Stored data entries
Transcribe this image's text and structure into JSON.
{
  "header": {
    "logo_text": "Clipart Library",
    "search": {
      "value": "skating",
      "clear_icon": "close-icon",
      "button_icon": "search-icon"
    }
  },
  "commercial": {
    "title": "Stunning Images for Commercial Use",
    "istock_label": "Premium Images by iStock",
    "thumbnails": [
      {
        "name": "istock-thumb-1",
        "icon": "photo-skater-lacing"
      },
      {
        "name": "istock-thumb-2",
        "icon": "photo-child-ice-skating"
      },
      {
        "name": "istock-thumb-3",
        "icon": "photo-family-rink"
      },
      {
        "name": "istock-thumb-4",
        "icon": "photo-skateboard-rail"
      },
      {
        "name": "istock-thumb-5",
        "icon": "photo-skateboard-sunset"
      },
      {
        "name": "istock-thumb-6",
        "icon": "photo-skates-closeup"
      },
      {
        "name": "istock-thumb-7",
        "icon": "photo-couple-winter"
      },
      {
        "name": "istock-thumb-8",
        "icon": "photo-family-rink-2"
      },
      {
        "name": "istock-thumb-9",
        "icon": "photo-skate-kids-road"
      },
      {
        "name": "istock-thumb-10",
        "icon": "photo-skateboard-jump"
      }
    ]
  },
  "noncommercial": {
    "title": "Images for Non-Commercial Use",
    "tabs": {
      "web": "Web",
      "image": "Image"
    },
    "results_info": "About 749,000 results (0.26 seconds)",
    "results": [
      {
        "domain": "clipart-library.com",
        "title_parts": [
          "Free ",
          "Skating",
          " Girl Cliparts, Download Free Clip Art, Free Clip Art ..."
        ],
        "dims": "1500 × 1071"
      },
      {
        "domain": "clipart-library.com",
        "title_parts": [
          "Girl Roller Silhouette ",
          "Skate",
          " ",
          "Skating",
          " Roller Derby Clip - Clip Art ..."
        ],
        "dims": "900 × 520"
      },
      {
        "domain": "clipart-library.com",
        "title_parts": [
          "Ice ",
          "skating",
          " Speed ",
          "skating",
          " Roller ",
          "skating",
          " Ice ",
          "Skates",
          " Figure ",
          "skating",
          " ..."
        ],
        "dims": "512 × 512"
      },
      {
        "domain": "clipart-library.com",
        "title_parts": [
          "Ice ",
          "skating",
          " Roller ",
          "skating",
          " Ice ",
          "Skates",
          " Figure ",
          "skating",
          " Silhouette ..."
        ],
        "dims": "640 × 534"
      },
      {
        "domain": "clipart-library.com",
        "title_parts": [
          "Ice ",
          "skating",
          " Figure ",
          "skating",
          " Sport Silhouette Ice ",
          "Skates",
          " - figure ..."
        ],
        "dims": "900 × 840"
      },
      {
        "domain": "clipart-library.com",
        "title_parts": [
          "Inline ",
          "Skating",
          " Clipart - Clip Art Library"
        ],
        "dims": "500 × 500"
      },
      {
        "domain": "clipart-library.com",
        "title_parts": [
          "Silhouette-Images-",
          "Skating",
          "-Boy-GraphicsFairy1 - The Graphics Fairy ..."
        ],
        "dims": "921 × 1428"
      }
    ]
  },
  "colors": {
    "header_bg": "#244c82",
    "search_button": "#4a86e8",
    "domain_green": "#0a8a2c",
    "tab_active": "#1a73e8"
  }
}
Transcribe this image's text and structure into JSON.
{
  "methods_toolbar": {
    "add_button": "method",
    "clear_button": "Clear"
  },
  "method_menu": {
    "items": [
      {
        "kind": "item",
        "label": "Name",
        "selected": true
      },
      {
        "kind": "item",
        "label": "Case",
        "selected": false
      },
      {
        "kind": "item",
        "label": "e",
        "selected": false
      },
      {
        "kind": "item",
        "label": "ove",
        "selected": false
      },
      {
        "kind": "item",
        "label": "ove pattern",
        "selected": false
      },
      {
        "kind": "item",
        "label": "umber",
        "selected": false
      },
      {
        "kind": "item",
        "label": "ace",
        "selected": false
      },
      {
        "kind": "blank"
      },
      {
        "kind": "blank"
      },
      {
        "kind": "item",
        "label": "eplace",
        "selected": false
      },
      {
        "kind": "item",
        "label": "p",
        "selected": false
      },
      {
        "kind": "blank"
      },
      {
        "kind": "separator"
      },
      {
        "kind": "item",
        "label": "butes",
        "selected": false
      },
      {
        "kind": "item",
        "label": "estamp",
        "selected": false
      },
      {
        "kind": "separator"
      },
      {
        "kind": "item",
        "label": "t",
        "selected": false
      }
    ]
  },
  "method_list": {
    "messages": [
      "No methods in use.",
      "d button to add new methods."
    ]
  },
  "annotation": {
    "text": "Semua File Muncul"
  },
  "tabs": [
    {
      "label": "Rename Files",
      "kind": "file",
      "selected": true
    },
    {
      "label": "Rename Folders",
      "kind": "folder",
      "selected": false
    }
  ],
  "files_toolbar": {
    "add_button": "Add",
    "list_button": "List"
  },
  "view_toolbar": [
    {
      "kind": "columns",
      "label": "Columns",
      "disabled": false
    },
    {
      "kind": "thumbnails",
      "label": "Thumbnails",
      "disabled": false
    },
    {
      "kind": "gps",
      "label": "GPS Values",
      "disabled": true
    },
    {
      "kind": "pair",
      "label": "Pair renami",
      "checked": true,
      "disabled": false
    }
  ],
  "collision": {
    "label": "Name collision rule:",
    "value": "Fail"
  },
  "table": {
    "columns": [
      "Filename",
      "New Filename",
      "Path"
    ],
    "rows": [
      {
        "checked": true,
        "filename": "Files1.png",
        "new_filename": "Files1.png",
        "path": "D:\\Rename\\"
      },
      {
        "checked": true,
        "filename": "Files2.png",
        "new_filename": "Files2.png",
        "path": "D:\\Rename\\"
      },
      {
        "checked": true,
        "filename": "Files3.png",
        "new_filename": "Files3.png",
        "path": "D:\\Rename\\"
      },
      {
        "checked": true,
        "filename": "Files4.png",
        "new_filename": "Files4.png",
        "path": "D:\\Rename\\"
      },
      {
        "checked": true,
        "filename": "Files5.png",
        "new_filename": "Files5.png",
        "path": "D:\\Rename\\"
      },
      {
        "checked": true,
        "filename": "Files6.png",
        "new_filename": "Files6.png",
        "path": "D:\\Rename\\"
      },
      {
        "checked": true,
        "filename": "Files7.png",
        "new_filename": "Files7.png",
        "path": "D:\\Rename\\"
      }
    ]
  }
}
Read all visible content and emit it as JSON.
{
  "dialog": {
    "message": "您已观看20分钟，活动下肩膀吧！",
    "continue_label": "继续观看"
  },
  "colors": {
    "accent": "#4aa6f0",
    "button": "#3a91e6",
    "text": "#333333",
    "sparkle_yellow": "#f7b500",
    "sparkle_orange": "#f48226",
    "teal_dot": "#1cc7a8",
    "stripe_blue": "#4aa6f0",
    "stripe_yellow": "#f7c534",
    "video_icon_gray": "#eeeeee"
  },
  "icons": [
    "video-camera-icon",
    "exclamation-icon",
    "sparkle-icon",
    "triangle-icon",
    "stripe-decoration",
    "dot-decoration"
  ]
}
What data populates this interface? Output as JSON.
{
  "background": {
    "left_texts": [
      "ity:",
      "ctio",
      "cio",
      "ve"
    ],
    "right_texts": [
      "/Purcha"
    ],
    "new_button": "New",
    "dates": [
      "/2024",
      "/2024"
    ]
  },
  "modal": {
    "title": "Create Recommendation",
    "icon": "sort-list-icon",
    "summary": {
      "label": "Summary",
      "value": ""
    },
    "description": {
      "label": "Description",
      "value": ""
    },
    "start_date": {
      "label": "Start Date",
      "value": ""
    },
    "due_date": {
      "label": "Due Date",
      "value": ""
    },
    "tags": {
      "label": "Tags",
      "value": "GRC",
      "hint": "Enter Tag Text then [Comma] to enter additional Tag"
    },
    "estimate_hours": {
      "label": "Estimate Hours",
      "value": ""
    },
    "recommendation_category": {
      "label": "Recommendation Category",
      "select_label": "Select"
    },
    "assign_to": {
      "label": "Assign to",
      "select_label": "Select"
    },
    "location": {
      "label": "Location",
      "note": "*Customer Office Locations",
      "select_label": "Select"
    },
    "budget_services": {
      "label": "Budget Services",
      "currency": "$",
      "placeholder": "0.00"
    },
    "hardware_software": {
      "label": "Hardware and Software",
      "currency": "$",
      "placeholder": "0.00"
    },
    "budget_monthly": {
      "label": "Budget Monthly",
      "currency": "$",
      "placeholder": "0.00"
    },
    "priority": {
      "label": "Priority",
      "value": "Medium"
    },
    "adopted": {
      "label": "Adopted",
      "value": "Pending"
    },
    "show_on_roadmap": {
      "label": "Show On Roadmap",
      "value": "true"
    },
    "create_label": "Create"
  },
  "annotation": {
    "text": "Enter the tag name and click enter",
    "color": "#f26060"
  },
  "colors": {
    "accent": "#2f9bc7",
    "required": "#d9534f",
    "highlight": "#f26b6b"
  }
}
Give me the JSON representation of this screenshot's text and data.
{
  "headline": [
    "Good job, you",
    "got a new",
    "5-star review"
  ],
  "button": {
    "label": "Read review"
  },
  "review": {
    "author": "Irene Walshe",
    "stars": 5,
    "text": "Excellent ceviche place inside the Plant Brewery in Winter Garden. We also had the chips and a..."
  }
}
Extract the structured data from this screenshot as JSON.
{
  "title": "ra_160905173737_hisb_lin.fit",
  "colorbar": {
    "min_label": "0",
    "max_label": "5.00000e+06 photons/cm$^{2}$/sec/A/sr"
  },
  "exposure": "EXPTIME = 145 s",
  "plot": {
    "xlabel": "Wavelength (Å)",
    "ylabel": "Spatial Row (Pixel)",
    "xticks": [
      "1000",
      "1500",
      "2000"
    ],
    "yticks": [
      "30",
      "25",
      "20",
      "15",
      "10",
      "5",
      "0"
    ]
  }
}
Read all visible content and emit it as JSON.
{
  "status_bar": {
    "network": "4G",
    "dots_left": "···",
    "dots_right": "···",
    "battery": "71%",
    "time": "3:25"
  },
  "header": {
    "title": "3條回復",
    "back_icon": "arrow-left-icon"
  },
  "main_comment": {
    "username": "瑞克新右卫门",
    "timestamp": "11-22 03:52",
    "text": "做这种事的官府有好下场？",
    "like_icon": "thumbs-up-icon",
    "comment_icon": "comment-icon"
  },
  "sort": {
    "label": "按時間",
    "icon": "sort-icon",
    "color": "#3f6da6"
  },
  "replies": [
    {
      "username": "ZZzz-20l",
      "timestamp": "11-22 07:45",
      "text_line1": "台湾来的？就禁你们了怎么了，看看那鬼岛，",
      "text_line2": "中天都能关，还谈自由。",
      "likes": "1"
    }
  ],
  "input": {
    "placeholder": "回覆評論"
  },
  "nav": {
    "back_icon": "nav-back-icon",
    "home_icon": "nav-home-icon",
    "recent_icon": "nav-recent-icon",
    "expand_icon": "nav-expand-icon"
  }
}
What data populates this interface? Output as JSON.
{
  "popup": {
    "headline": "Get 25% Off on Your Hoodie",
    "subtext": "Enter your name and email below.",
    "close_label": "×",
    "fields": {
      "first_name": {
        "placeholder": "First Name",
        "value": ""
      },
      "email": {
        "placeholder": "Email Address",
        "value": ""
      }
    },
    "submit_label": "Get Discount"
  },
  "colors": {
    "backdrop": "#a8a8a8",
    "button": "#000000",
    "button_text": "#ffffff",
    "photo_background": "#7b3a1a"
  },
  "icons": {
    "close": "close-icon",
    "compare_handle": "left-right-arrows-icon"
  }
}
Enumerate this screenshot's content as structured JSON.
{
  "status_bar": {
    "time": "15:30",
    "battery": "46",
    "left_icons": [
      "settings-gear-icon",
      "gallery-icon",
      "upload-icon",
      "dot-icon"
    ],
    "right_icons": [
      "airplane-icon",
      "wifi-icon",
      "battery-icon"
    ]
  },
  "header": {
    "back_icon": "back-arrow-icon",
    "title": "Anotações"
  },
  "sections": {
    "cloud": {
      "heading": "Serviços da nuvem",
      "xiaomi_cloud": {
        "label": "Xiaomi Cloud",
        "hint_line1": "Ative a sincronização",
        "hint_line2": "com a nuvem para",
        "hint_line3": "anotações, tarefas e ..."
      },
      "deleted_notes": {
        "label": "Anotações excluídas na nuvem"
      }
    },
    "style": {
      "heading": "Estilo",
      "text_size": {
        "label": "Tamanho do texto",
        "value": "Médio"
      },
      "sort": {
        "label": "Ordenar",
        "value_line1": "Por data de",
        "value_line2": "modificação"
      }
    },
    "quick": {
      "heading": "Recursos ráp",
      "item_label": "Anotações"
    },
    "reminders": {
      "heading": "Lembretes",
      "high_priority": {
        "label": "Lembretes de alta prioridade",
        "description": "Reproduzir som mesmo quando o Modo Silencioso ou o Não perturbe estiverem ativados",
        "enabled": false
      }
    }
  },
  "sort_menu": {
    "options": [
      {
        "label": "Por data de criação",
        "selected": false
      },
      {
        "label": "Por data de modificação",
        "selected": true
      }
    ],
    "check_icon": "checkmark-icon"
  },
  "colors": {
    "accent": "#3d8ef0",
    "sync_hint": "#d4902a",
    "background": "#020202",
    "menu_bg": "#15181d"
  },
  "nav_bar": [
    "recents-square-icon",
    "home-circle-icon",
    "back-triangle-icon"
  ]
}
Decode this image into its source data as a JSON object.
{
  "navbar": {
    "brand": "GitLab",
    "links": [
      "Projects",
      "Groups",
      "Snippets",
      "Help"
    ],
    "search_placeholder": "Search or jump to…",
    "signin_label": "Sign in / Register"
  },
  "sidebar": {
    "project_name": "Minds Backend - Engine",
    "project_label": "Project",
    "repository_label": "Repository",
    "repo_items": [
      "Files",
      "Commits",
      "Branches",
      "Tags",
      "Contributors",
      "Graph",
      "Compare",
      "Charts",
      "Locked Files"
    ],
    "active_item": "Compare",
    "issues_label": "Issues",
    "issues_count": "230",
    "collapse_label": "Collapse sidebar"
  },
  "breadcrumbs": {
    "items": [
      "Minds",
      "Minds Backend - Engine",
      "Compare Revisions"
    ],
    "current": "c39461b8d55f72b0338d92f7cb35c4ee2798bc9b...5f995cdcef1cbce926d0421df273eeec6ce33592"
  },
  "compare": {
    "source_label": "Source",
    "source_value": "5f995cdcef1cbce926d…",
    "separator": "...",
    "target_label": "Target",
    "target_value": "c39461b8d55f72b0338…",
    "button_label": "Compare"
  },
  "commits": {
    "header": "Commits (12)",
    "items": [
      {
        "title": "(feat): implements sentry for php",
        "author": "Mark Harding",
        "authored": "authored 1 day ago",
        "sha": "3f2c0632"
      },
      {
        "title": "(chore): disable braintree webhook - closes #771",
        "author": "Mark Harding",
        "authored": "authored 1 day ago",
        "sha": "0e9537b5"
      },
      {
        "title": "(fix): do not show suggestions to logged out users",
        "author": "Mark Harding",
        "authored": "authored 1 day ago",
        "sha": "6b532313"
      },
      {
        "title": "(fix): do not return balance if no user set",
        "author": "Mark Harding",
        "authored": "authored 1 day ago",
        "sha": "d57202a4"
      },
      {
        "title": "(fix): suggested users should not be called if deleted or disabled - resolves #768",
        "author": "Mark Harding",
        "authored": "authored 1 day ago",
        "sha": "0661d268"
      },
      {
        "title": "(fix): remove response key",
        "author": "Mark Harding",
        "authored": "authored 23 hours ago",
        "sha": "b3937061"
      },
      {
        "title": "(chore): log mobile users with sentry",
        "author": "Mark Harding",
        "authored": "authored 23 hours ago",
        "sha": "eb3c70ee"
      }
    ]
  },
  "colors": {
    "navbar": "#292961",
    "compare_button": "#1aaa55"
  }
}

Goal - The lines above form a set of records; determine how many of them contain the string "accent" and give that number alone.

The output - 3